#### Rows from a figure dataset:
** begin **
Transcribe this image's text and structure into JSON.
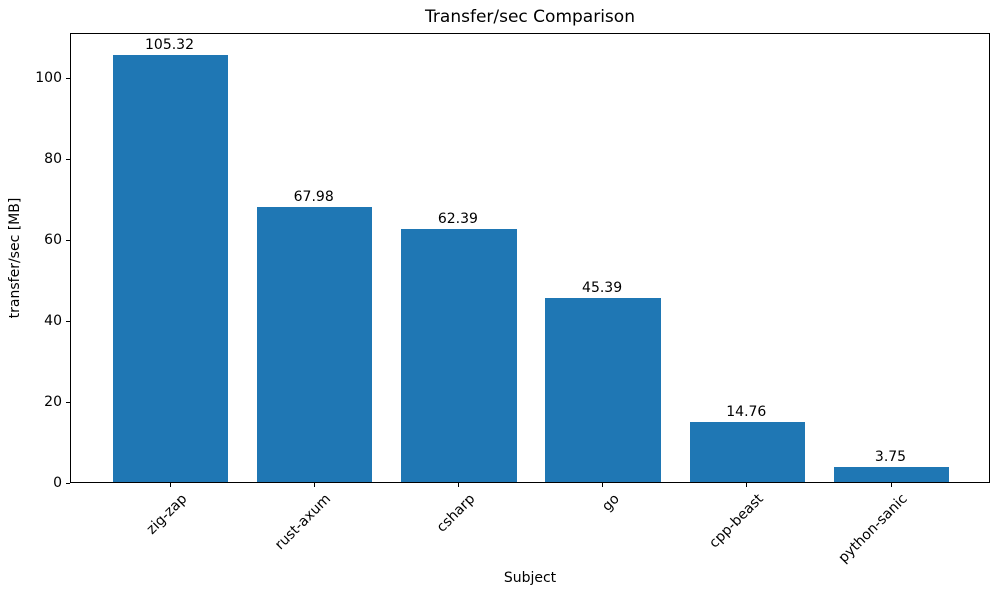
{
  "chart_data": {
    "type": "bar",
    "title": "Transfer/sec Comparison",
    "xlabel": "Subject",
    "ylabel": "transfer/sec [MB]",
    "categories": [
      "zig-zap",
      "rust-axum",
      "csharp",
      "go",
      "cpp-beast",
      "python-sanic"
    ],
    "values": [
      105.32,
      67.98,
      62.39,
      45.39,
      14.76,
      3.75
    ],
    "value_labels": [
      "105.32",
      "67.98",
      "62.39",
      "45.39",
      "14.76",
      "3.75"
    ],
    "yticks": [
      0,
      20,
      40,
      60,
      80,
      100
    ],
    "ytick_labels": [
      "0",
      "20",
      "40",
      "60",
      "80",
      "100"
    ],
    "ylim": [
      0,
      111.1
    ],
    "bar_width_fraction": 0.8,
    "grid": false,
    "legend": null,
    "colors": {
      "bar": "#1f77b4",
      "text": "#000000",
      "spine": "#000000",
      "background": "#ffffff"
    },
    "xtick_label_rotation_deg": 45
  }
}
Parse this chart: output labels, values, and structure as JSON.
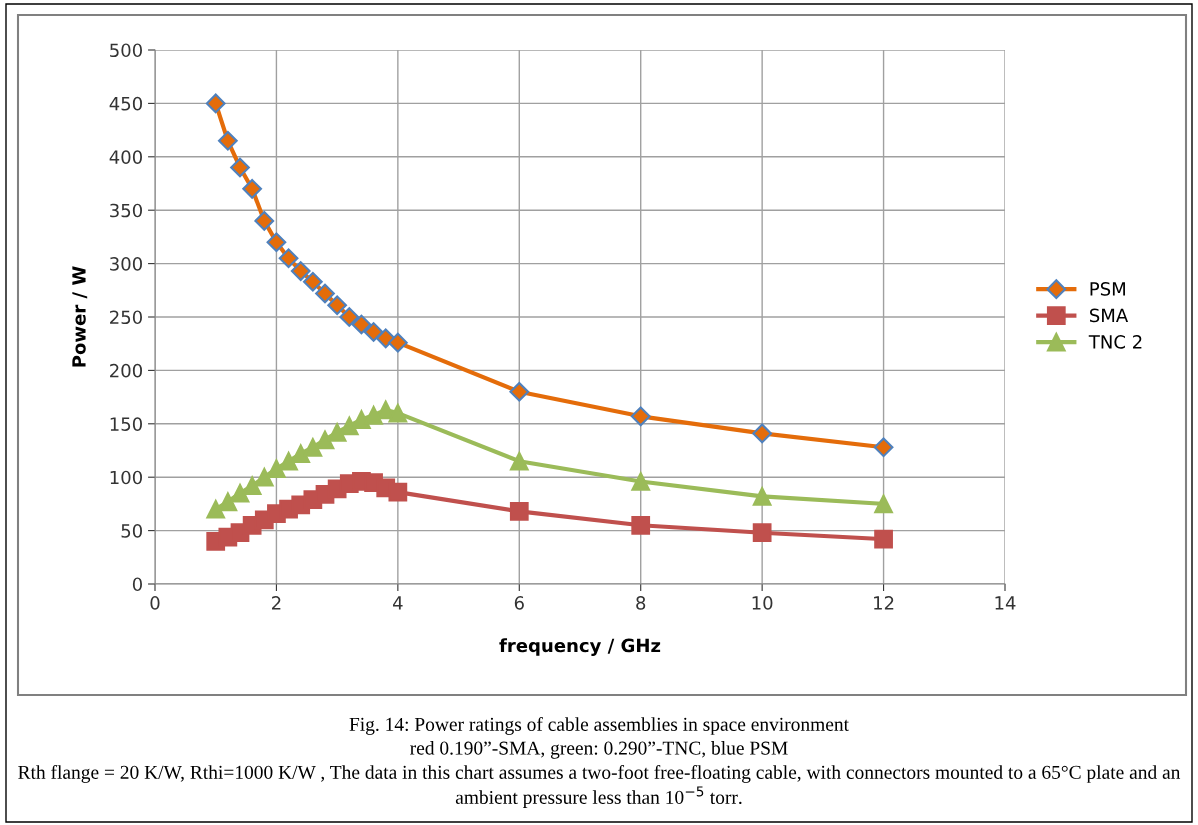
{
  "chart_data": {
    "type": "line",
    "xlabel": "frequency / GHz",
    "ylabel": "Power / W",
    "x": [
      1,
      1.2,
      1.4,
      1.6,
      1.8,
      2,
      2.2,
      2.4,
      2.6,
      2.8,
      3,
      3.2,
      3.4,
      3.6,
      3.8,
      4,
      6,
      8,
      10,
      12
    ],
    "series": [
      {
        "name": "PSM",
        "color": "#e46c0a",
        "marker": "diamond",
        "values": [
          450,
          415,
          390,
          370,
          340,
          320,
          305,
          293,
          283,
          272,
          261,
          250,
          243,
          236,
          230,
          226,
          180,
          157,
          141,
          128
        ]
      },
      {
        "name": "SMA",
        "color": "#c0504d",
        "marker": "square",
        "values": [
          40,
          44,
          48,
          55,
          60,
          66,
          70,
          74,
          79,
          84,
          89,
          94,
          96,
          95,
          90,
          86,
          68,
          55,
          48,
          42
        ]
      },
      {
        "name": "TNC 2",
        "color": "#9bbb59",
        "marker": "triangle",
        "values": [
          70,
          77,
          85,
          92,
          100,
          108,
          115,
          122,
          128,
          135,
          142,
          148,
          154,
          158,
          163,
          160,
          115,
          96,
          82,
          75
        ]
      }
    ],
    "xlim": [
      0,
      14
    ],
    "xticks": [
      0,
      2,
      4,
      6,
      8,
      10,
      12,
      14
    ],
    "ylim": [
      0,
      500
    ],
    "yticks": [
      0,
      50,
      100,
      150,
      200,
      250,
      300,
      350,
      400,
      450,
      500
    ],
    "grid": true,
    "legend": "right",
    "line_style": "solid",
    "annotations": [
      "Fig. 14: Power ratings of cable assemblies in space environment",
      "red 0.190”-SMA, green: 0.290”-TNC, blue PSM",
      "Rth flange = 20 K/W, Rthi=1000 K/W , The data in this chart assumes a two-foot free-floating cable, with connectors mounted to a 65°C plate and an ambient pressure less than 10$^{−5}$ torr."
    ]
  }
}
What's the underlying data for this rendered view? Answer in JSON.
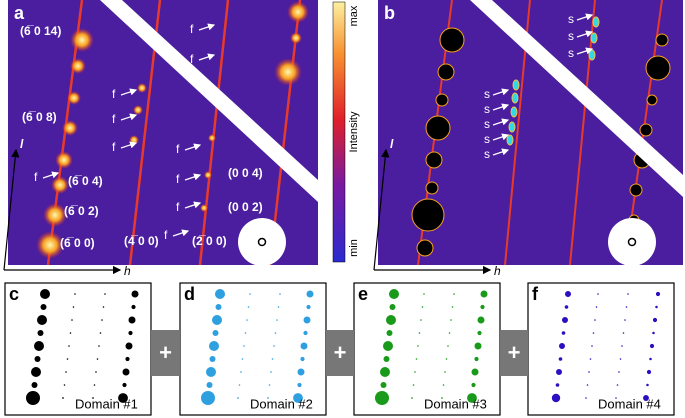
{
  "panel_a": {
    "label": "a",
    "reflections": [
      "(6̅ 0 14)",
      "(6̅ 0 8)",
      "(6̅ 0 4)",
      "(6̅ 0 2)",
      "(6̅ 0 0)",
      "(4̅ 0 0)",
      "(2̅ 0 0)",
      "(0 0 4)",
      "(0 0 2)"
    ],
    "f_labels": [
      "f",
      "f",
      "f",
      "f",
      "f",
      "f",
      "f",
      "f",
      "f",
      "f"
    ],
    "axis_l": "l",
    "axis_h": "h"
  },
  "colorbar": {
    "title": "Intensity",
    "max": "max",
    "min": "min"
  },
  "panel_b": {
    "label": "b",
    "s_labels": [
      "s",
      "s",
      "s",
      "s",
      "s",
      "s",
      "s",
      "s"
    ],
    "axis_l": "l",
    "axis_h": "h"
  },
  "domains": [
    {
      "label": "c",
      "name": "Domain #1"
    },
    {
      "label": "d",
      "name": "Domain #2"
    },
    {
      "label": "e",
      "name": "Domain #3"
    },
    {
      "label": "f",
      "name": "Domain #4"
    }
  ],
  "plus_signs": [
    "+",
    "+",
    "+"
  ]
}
** end **
#### Instructions for the task:
Pictures appear in the records above. Output everything except them, exactly.

#### Solution for this exercise:
Transcribe this image's text and structure into JSON.
{
  "chart_data": {
    "type": "bar",
    "title": "Transfer/sec Comparison",
    "xlabel": "Subject",
    "ylabel": "transfer/sec [MB]",
    "categories": [
      "zig-zap",
      "rust-axum",
      "csharp",
      "go",
      "cpp-beast",
      "python-sanic"
    ],
    "values": [
      105.32,
      67.98,
      62.39,
      45.39,
      14.76,
      3.75
    ],
    "value_labels": [
      "105.32",
      "67.98",
      "62.39",
      "45.39",
      "14.76",
      "3.75"
    ],
    "yticks": [
      0,
      20,
      40,
      60,
      80,
      100
    ],
    "ytick_labels": [
      "0",
      "20",
      "40",
      "60",
      "80",
      "100"
    ],
    "ylim": [
      0,
      111.1
    ],
    "bar_width_fraction": 0.8,
    "grid": false,
    "legend": null,
    "colors": {
      "bar": "#1f77b4",
      "text": "#000000",
      "spine": "#000000",
      "background": "#ffffff"
    },
    "xtick_label_rotation_deg": 45
  }
}
Parse this chart: output labels, values, and structure as JSON.
{
  "chart_data": {
    "type": "line",
    "xlabel": "frequency / GHz",
    "ylabel": "Power / W",
    "x": [
      1,
      1.2,
      1.4,
      1.6,
      1.8,
      2,
      2.2,
      2.4,
      2.6,
      2.8,
      3,
      3.2,
      3.4,
      3.6,
      3.8,
      4,
      6,
      8,
      10,
      12
    ],
    "series": [
      {
        "name": "PSM",
        "color": "#e46c0a",
        "marker": "diamond",
        "values": [
          450,
          415,
          390,
          370,
          340,
          320,
          305,
          293,
          283,
          272,
          261,
          250,
          243,
          236,
          230,
          226,
          180,
          157,
          141,
          128
        ]
      },
      {
        "name": "SMA",
        "color": "#c0504d",
        "marker": "square",
        "values": [
          40,
          44,
          48,
          55,
          60,
          66,
          70,
          74,
          79,
          84,
          89,
          94,
          96,
          95,
          90,
          86,
          68,
          55,
          48,
          42
        ]
      },
      {
        "name": "TNC 2",
        "color": "#9bbb59",
        "marker": "triangle",
        "values": [
          70,
          77,
          85,
          92,
          100,
          108,
          115,
          122,
          128,
          135,
          142,
          148,
          154,
          158,
          163,
          160,
          115,
          96,
          82,
          75
        ]
      }
    ],
    "xlim": [
      0,
      14
    ],
    "xticks": [
      0,
      2,
      4,
      6,
      8,
      10,
      12,
      14
    ],
    "ylim": [
      0,
      500
    ],
    "yticks": [
      0,
      50,
      100,
      150,
      200,
      250,
      300,
      350,
      400,
      450,
      500
    ],
    "grid": true,
    "legend": "right",
    "line_style": "solid",
    "annotations": [
      "Fig. 14: Power ratings of cable assemblies in space environment",
      "red 0.190”-SMA, green: 0.290”-TNC, blue PSM",
      "Rth flange = 20 K/W, Rthi=1000 K/W , The data in this chart assumes a two-foot free-floating cable, with connectors mounted to a 65°C plate and an ambient pressure less than 10$^{−5}$ torr."
    ]
  }
}
What's the underlying data for this rendered view? Answer in JSON.
{
  "panel_a": {
    "label": "a",
    "reflections": [
      "(6̅ 0 14)",
      "(6̅ 0 8)",
      "(6̅ 0 4)",
      "(6̅ 0 2)",
      "(6̅ 0 0)",
      "(4̅ 0 0)",
      "(2̅ 0 0)",
      "(0 0 4)",
      "(0 0 2)"
    ],
    "f_labels": [
      "f",
      "f",
      "f",
      "f",
      "f",
      "f",
      "f",
      "f",
      "f",
      "f"
    ],
    "axis_l": "l",
    "axis_h": "h"
  },
  "colorbar": {
    "title": "Intensity",
    "max": "max",
    "min": "min"
  },
  "panel_b": {
    "label": "b",
    "s_labels": [
      "s",
      "s",
      "s",
      "s",
      "s",
      "s",
      "s",
      "s"
    ],
    "axis_l": "l",
    "axis_h": "h"
  },
  "domains": [
    {
      "label": "c",
      "name": "Domain #1"
    },
    {
      "label": "d",
      "name": "Domain #2"
    },
    {
      "label": "e",
      "name": "Domain #3"
    },
    {
      "label": "f",
      "name": "Domain #4"
    }
  ],
  "plus_signs": [
    "+",
    "+",
    "+"
  ]
}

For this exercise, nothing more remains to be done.